» **THE TASK**
Your answer is a single number: the count of lines that contain the string "name".

+ + +

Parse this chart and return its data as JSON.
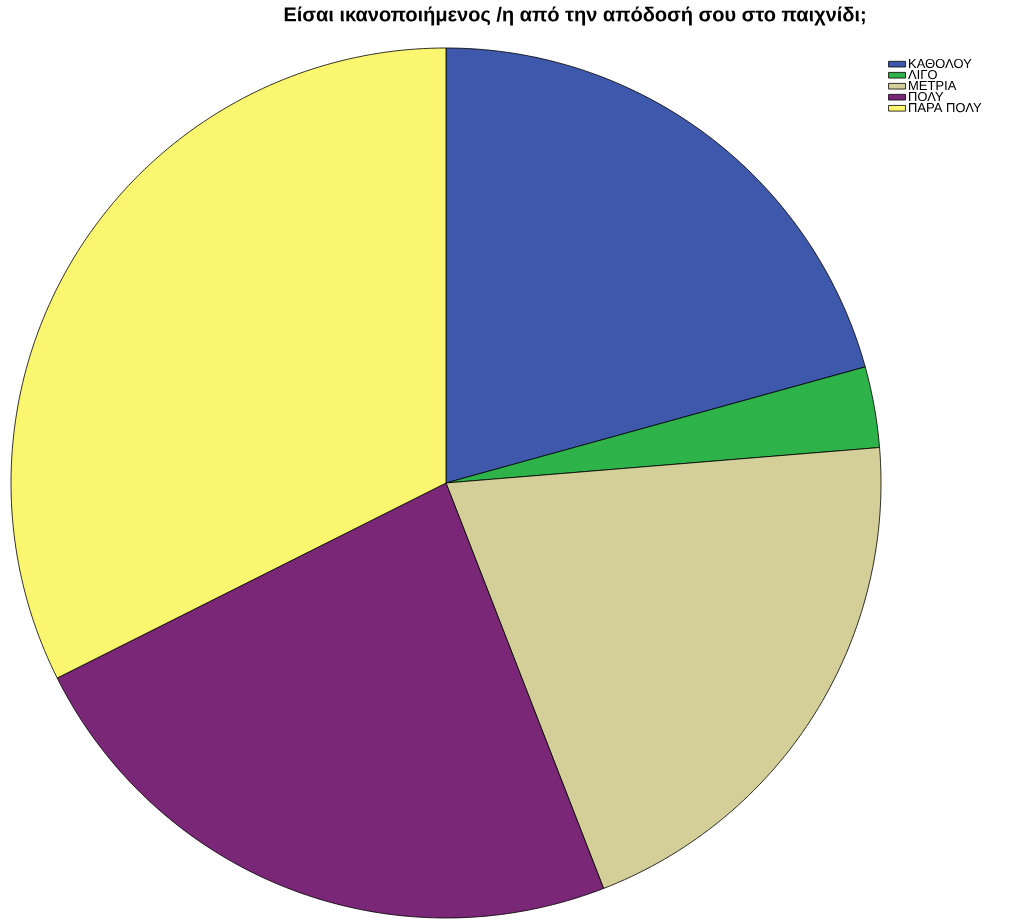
{
  "chart_data": {
    "type": "pie",
    "title": "Είσαι ικανοποιήμενος /η από την απόδοσή σου στο παιχνίδι;",
    "categories": [
      "ΚΑΘΟΛΟΥ",
      "ΛΙΓΟ",
      "ΜΕΤΡΙΑ",
      "ΠΟΛΥ",
      "ΠΑΡΑ ΠΟΛΥ"
    ],
    "values": [
      20.7,
      3.0,
      20.4,
      23.5,
      32.4
    ],
    "colors": [
      "#3e58ac",
      "#2eb34b",
      "#d4cf98",
      "#7b2777",
      "#fbf66f"
    ],
    "legend": "top right"
  }
}
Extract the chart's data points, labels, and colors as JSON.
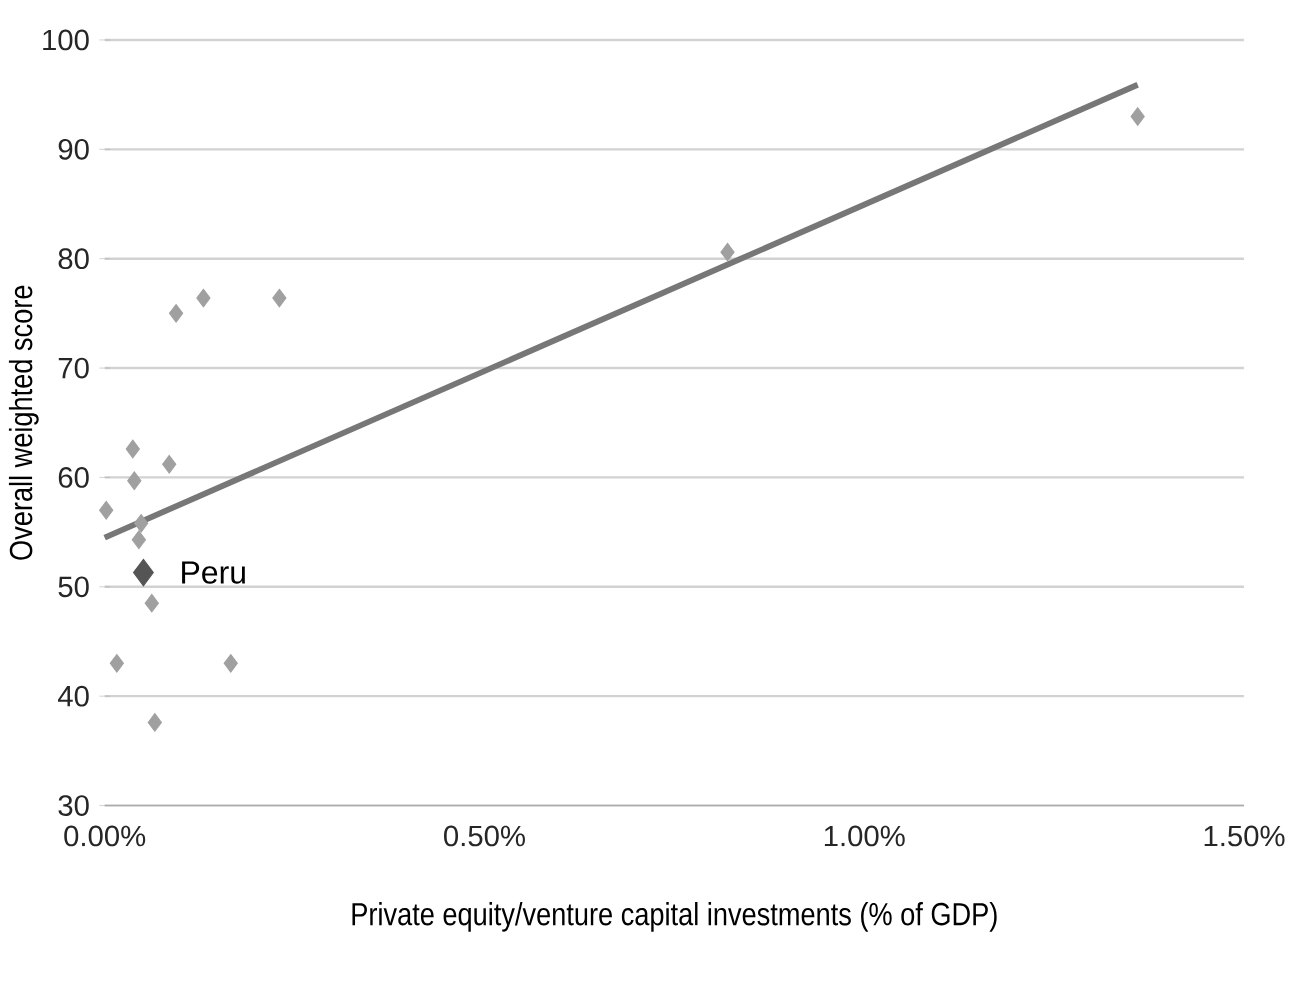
{
  "chart_data": {
    "type": "scatter",
    "xlabel": "Private equity/venture capital investments (% of GDP)",
    "ylabel": "Overall weighted score",
    "xlim": [
      0,
      1.5
    ],
    "xticks": [
      {
        "value": 0,
        "label": "0.00%"
      },
      {
        "value": 0.5,
        "label": "0.50%"
      },
      {
        "value": 1.0,
        "label": "1.00%"
      },
      {
        "value": 1.5,
        "label": "1.50%"
      }
    ],
    "ylim": [
      30,
      100
    ],
    "yticks": [
      30,
      40,
      50,
      60,
      70,
      80,
      90,
      100
    ],
    "grid": "y",
    "marker": "diamond",
    "series": [
      {
        "color": "#a0a0a0",
        "x": [
          0.002,
          0.037,
          0.039,
          0.085,
          0.048,
          0.045,
          0.062,
          0.016,
          0.166,
          0.066,
          0.094,
          0.13,
          0.23,
          0.82,
          1.36
        ],
        "values": [
          57.0,
          62.6,
          59.7,
          61.2,
          55.8,
          54.3,
          48.5,
          43.0,
          43.0,
          37.6,
          75.0,
          76.4,
          76.4,
          80.6,
          93.0
        ]
      },
      {
        "name": "Peru",
        "color": "#555555",
        "x": [
          0.051
        ],
        "values": [
          51.3
        ]
      },
      {
        "type": "line",
        "marker": "none",
        "color": "#777777",
        "x": [
          0,
          1.36
        ],
        "values": [
          54.5,
          95.9
        ]
      }
    ]
  }
}
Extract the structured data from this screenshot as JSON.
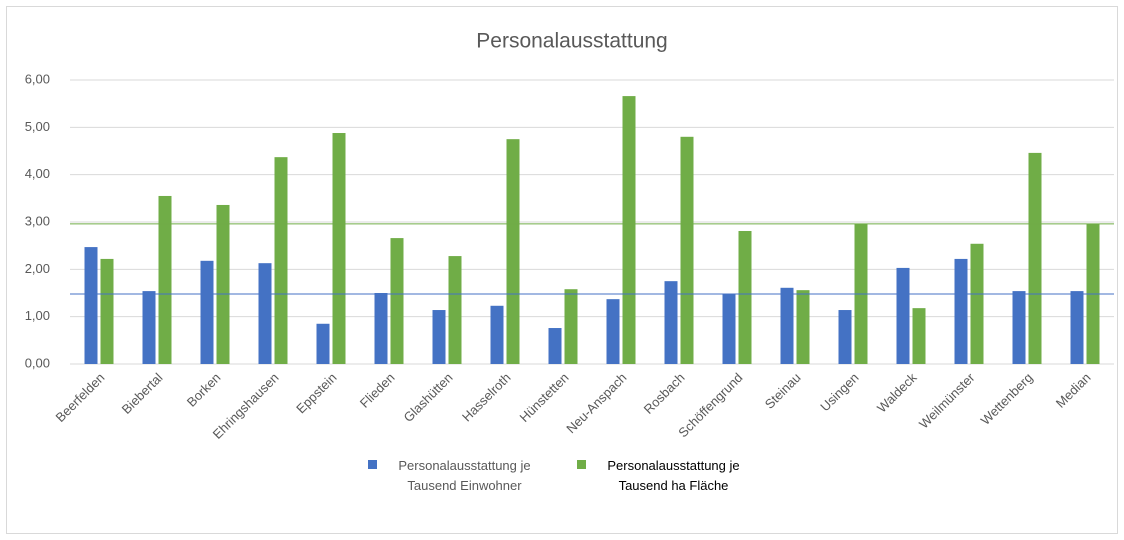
{
  "chart_data": {
    "type": "bar",
    "title": "Personalausstattung",
    "categories": [
      "Beerfelden",
      "Biebertal",
      "Borken",
      "Ehringshausen",
      "Eppstein",
      "Flieden",
      "Glashütten",
      "Hasselroth",
      "Hünstetten",
      "Neu-Anspach",
      "Rosbach",
      "Schöffengrund",
      "Steinau",
      "Usingen",
      "Waldeck",
      "Weilmünster",
      "Wettenberg",
      "Median"
    ],
    "series": [
      {
        "name": "Personalausstattung je Tausend Einwohner",
        "color": "#4472c4",
        "values": [
          2.47,
          1.54,
          2.18,
          2.13,
          0.85,
          1.5,
          1.14,
          1.23,
          0.76,
          1.37,
          1.75,
          1.48,
          1.61,
          1.14,
          2.03,
          2.22,
          1.54,
          1.54
        ]
      },
      {
        "name": "Personalausstattung je Tausend ha Fläche",
        "color": "#70ad47",
        "values": [
          2.22,
          3.55,
          3.36,
          4.37,
          4.88,
          2.66,
          2.28,
          4.75,
          1.58,
          5.66,
          4.8,
          2.81,
          1.56,
          2.96,
          1.18,
          2.54,
          4.46,
          2.96
        ]
      }
    ],
    "hlines": [
      {
        "value": 1.48,
        "color": "#4472c4"
      },
      {
        "value": 2.96,
        "color": "#70ad47"
      }
    ],
    "ylim": [
      0,
      6
    ],
    "yticks": [
      {
        "value": 0,
        "label": "0,00"
      },
      {
        "value": 1,
        "label": "1,00"
      },
      {
        "value": 2,
        "label": "2,00"
      },
      {
        "value": 3,
        "label": "3,00"
      },
      {
        "value": 4,
        "label": "4,00"
      },
      {
        "value": 5,
        "label": "5,00"
      },
      {
        "value": 6,
        "label": "6,00"
      }
    ],
    "grid": true,
    "legend": "bottom"
  }
}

+ + +

» **IN RESPONSE**
3